- [Entries shown]:
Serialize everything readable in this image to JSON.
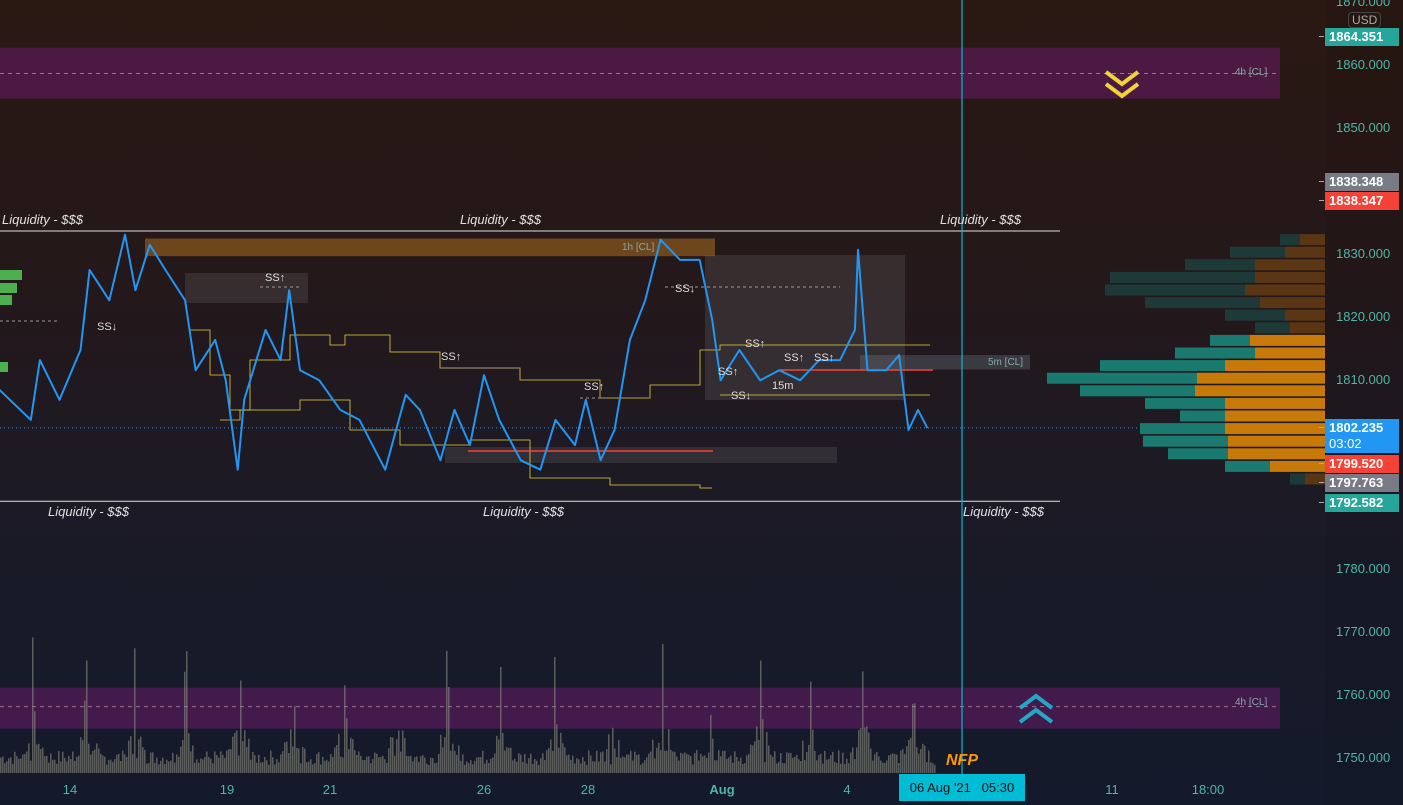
{
  "chart_data": {
    "type": "line",
    "currency": "USD",
    "ylim": [
      1745,
      1870
    ],
    "y_ticks": [
      "1870.000",
      "1860.000",
      "1850.000",
      "1830.000",
      "1820.000",
      "1810.000",
      "1780.000",
      "1770.000",
      "1760.000",
      "1750.000"
    ],
    "x_ticks": [
      {
        "label": "14",
        "date": "2021-07-14"
      },
      {
        "label": "19",
        "date": "2021-07-19"
      },
      {
        "label": "21",
        "date": "2021-07-21"
      },
      {
        "label": "26",
        "date": "2021-07-26"
      },
      {
        "label": "28",
        "date": "2021-07-28"
      },
      {
        "label": "Aug",
        "date": "2021-08-01"
      },
      {
        "label": "4",
        "date": "2021-08-04"
      },
      {
        "label": "11",
        "date": "2021-08-11"
      },
      {
        "label": "18:00",
        "date": "2021-08-12 18:00"
      }
    ],
    "series": [
      {
        "color": "#2196f3",
        "points": [
          [
            "2021-07-11 18:00",
            1808.3
          ],
          [
            "2021-07-12 18:00",
            1803.5
          ],
          [
            "2021-07-13 01:00",
            1813.0
          ],
          [
            "2021-07-13 16:00",
            1806.7
          ],
          [
            "2021-07-14 08:00",
            1814.6
          ],
          [
            "2021-07-14 15:00",
            1827.3
          ],
          [
            "2021-07-15 06:00",
            1822.5
          ],
          [
            "2021-07-15 18:00",
            1832.9
          ],
          [
            "2021-07-16 02:00",
            1824.1
          ],
          [
            "2021-07-16 13:00",
            1831.3
          ],
          [
            "2021-07-17 01:00",
            1827.3
          ],
          [
            "2021-07-17 16:00",
            1822.5
          ],
          [
            "2021-07-18 00:00",
            1811.4
          ],
          [
            "2021-07-18 15:00",
            1816.2
          ],
          [
            "2021-07-18 23:00",
            1809.8
          ],
          [
            "2021-07-19 05:00",
            1795.6
          ],
          [
            "2021-07-19 08:00",
            1806.7
          ],
          [
            "2021-07-19 18:00",
            1817.8
          ],
          [
            "2021-07-20 01:00",
            1813.0
          ],
          [
            "2021-07-20 05:00",
            1824.1
          ],
          [
            "2021-07-20 10:00",
            1811.4
          ],
          [
            "2021-07-20 19:00",
            1809.8
          ],
          [
            "2021-07-21 08:00",
            1805.1
          ],
          [
            "2021-07-21 23:00",
            1803.5
          ],
          [
            "2021-07-22 19:00",
            1795.6
          ],
          [
            "2021-07-23 11:00",
            1807.5
          ],
          [
            "2021-07-23 22:00",
            1805.1
          ],
          [
            "2021-07-24 14:00",
            1797.1
          ],
          [
            "2021-07-25 01:00",
            1805.1
          ],
          [
            "2021-07-25 13:00",
            1799.5
          ],
          [
            "2021-07-26 00:00",
            1810.6
          ],
          [
            "2021-07-26 07:00",
            1803.5
          ],
          [
            "2021-07-26 17:00",
            1797.1
          ],
          [
            "2021-07-27 02:00",
            1795.6
          ],
          [
            "2021-07-27 09:00",
            1803.5
          ],
          [
            "2021-07-27 18:00",
            1799.5
          ],
          [
            "2021-07-27 23:00",
            1806.7
          ],
          [
            "2021-07-28 09:00",
            1797.1
          ],
          [
            "2021-07-28 19:00",
            1801.9
          ],
          [
            "2021-07-29 06:00",
            1816.2
          ],
          [
            "2021-07-29 17:00",
            1822.5
          ],
          [
            "2021-07-30 04:00",
            1832.1
          ],
          [
            "2021-07-30 18:00",
            1828.9
          ],
          [
            "2021-07-31 08:00",
            1828.9
          ],
          [
            "2021-07-31 17:00",
            1819.4
          ],
          [
            "2021-07-31 23:00",
            1809.8
          ],
          [
            "2021-08-01 10:00",
            1814.6
          ],
          [
            "2021-08-01 22:00",
            1809.8
          ],
          [
            "2021-08-02 09:00",
            1811.4
          ],
          [
            "2021-08-02 21:00",
            1809.8
          ],
          [
            "2021-08-03 08:00",
            1813.0
          ],
          [
            "2021-08-03 20:00",
            1813.0
          ],
          [
            "2021-08-04 05:00",
            1817.8
          ],
          [
            "2021-08-04 07:00",
            1830.5
          ],
          [
            "2021-08-04 13:00",
            1811.4
          ],
          [
            "2021-08-05 01:00",
            1811.4
          ],
          [
            "2021-08-05 09:00",
            1813.8
          ],
          [
            "2021-08-05 15:00",
            1801.9
          ],
          [
            "2021-08-05 21:00",
            1805.1
          ],
          [
            "2021-08-06 03:00",
            1802.2
          ]
        ]
      }
    ],
    "price_tags": [
      {
        "value": "1864.351",
        "color": "#26a69a"
      },
      {
        "value": "1838.348",
        "color": "#787b86"
      },
      {
        "value": "1838.347",
        "color": "#f44336"
      },
      {
        "value": "1802.235",
        "sub": "03:02",
        "color": "#2196f3"
      },
      {
        "value": "1799.520",
        "color": "#f44336"
      },
      {
        "value": "1797.763",
        "color": "#787b86"
      },
      {
        "value": "1792.582",
        "color": "#26a69a"
      }
    ],
    "liquidity_levels": [
      {
        "price": 1833.5,
        "labels": [
          "Liquidity - $$$",
          "Liquidity - $$$",
          "Liquidity - $$$"
        ]
      },
      {
        "price": 1790.6,
        "labels": [
          "Liquidity - $$$",
          "Liquidity - $$$",
          "Liquidity - $$$"
        ]
      }
    ],
    "zones": [
      {
        "label": "4h [CL]",
        "from": 1854.5,
        "to": 1862.6,
        "color": "#6a1b6a"
      },
      {
        "label": "4h [CL]",
        "from": 1754.5,
        "to": 1761.0,
        "color": "#6a1b6a"
      },
      {
        "label": "1h [CL]",
        "from": 1829.5,
        "to": 1832.3,
        "color": "#b8731f"
      },
      {
        "label": "5m [CL]",
        "from": 1811.5,
        "to": 1813.8,
        "color": "#555a66"
      }
    ],
    "annotations": [
      "SS↓",
      "SS↑",
      "SS↑",
      "SS↓",
      "SS↑",
      "SS↑",
      "SS↑",
      "SS↓",
      "SS↑",
      "SS↑",
      "15m"
    ],
    "volume_profile": [
      {
        "price": 1832,
        "down": 20,
        "up": 25
      },
      {
        "price": 1830,
        "down": 55,
        "up": 40
      },
      {
        "price": 1828,
        "down": 70,
        "up": 70
      },
      {
        "price": 1826,
        "down": 145,
        "up": 70
      },
      {
        "price": 1824,
        "down": 140,
        "up": 80
      },
      {
        "price": 1822,
        "down": 115,
        "up": 65
      },
      {
        "price": 1820,
        "down": 60,
        "up": 40
      },
      {
        "price": 1818,
        "down": 35,
        "up": 35
      },
      {
        "price": 1816,
        "down": 40,
        "up": 75
      },
      {
        "price": 1814,
        "down": 80,
        "up": 70
      },
      {
        "price": 1812,
        "down": 125,
        "up": 100
      },
      {
        "price": 1810,
        "down": 150,
        "up": 128
      },
      {
        "price": 1808,
        "down": 115,
        "up": 130
      },
      {
        "price": 1806,
        "down": 80,
        "up": 100
      },
      {
        "price": 1804,
        "down": 45,
        "up": 100
      },
      {
        "price": 1802,
        "down": 85,
        "up": 100
      },
      {
        "price": 1800,
        "down": 85,
        "up": 97
      },
      {
        "price": 1798,
        "down": 60,
        "up": 97
      },
      {
        "price": 1796,
        "down": 45,
        "up": 55
      },
      {
        "price": 1794,
        "down": 15,
        "up": 20
      }
    ],
    "event": {
      "label": "NFP",
      "date": "06 Aug '21",
      "time": "05:30"
    },
    "grid": false
  }
}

- [Task statement]:
Copy each line of the data above that holds "value".

- [Complete output]:
        "value": "1864.351",
        "value": "1838.348",
        "value": "1838.347",
        "value": "1802.235",
        "value": "1799.520",
        "value": "1797.763",
        "value": "1792.582",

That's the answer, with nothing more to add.